Problem to work on
Select and copy out every line in the records containing "хорошо".
========================================================================
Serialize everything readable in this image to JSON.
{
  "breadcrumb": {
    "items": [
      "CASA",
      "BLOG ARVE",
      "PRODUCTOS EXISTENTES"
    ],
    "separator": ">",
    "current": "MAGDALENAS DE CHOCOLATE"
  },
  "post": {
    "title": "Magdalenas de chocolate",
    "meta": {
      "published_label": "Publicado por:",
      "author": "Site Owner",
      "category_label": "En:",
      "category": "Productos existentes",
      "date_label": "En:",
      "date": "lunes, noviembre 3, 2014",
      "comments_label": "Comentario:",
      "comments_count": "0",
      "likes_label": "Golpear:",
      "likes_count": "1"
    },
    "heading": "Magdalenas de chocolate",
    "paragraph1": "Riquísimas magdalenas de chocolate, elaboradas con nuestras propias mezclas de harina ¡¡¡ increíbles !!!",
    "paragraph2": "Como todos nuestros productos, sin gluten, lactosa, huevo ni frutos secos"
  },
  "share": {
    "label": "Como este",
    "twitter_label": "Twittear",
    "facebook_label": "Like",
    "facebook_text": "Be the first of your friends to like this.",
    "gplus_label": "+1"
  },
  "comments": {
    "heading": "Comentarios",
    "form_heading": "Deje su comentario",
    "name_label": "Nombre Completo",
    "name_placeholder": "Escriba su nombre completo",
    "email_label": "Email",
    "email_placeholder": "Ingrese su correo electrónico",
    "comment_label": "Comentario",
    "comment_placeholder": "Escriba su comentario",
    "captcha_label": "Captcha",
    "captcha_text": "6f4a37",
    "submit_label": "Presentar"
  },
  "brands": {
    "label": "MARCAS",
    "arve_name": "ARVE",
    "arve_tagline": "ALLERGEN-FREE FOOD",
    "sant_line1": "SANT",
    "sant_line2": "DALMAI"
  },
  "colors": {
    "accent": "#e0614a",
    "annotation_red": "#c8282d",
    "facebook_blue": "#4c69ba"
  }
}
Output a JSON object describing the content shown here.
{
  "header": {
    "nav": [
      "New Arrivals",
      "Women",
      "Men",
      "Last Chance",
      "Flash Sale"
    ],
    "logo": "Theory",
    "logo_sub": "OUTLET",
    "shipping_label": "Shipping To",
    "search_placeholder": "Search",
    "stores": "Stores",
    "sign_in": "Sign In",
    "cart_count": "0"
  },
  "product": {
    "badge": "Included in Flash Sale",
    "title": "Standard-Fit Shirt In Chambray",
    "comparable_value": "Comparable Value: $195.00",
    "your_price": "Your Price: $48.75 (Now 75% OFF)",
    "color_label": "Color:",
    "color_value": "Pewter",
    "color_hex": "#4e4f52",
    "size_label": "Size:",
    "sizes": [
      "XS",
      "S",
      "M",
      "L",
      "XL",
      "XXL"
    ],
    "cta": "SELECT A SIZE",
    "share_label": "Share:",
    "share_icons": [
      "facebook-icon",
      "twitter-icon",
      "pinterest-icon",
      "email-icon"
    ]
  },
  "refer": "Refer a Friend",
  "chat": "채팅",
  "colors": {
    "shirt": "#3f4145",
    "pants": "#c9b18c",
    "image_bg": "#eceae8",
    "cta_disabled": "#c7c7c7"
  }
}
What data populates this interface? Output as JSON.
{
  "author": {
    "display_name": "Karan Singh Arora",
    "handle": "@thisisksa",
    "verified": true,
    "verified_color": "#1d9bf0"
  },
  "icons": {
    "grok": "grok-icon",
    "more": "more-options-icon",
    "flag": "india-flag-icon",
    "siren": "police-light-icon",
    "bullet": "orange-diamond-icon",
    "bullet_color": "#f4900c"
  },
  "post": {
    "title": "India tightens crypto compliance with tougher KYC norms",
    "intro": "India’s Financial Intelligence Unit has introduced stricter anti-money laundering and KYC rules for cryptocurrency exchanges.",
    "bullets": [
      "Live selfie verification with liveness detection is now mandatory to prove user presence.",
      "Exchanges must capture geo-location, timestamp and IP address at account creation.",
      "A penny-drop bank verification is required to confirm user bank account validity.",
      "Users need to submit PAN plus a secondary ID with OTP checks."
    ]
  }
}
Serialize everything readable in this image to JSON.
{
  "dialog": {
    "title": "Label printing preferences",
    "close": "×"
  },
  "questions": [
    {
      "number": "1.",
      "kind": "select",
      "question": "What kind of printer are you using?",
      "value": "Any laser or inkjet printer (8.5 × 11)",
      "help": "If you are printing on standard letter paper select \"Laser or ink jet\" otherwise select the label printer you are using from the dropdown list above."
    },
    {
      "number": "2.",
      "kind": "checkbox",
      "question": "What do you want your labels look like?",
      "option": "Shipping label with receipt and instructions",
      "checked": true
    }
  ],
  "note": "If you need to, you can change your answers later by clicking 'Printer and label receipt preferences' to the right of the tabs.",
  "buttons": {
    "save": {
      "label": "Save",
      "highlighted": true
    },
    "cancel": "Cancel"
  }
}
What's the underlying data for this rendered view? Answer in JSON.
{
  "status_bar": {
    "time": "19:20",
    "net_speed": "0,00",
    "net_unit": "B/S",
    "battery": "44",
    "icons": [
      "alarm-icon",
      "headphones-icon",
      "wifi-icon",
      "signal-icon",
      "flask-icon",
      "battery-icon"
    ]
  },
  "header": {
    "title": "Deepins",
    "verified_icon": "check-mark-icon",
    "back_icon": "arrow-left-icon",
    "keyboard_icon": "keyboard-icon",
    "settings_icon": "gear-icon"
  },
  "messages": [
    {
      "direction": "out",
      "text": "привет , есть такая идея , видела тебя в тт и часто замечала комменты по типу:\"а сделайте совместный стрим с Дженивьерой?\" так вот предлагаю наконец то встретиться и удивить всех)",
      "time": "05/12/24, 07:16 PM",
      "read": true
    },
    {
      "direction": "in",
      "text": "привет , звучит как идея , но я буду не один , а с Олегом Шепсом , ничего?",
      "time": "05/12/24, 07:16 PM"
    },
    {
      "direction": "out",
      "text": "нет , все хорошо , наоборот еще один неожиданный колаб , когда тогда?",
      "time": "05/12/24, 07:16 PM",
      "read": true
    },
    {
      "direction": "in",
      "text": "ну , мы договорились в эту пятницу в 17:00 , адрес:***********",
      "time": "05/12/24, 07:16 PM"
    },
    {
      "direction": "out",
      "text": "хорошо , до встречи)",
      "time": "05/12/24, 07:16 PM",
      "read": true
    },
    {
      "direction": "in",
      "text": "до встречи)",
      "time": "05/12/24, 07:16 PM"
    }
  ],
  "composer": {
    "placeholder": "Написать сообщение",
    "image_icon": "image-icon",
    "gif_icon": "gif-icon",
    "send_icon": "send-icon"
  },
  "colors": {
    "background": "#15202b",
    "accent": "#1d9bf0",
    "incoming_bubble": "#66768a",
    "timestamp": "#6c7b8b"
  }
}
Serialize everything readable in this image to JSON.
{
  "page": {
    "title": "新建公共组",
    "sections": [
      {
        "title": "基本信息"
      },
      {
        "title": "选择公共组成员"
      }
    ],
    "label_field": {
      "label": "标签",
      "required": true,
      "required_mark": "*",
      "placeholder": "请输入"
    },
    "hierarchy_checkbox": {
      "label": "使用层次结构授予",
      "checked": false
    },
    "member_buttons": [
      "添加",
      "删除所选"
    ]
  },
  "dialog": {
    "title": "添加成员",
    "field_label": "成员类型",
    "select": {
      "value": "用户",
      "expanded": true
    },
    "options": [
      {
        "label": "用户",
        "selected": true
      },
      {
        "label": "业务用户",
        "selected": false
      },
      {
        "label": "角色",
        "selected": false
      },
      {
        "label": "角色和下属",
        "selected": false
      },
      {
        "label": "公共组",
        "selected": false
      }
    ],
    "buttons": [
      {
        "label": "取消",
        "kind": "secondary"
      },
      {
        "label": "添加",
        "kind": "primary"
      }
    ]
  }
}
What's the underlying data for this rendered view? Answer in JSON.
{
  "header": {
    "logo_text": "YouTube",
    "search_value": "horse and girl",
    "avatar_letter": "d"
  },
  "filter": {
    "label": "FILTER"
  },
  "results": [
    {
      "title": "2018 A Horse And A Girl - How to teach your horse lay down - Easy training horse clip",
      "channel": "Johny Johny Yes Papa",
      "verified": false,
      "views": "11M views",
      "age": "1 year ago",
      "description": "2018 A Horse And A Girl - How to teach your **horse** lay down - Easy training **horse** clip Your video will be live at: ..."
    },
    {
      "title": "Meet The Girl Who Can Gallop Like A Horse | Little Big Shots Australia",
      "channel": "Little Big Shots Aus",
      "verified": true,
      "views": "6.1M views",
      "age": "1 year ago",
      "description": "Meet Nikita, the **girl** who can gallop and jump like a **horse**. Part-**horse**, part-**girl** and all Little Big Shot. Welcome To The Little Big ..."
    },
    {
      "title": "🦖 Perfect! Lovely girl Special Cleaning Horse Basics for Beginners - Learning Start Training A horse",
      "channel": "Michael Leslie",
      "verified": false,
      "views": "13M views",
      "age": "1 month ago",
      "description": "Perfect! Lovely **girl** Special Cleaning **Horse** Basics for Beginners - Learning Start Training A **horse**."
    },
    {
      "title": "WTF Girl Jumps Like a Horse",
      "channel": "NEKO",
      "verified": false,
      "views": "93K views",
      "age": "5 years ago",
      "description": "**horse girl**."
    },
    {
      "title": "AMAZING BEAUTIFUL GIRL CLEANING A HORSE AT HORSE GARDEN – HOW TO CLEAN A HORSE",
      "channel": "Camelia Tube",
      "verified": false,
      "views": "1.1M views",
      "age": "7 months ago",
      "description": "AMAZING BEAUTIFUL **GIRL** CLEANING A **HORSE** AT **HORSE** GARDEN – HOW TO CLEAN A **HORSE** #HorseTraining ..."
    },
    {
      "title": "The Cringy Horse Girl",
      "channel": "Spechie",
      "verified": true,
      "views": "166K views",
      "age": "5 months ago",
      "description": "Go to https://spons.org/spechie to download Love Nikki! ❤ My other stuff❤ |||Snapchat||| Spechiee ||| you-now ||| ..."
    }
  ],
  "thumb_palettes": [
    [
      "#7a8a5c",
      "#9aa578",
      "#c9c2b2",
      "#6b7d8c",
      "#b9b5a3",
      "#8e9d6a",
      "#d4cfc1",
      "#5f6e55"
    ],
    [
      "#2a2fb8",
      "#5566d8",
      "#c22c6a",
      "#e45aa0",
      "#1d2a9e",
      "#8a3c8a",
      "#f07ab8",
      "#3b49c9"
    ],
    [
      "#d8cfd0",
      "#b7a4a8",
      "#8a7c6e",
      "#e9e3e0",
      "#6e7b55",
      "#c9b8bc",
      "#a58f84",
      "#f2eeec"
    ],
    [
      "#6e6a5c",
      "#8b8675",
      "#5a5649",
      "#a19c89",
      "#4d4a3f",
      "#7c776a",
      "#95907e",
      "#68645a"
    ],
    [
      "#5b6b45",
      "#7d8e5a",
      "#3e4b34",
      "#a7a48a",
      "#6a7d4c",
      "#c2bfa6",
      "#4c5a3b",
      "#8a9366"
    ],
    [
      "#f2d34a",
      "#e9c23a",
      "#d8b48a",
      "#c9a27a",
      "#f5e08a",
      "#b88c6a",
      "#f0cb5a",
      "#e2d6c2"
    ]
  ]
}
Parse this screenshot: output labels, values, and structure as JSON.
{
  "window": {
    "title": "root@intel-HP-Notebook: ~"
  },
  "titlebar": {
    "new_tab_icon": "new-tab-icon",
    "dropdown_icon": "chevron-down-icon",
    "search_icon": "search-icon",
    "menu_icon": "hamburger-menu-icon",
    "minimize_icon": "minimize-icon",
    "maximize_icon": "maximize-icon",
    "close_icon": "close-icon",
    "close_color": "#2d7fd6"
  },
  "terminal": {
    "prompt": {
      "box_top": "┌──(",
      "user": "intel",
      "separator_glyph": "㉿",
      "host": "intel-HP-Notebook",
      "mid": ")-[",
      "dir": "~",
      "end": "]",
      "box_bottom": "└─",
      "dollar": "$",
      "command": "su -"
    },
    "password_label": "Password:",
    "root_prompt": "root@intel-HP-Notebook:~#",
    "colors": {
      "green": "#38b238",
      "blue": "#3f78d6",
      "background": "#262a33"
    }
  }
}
========================================================================
Solution
      "text": "нет , все хорошо , наоборот еще один неожиданный колаб , когда тогда?",
      "text": "хорошо , до встречи)",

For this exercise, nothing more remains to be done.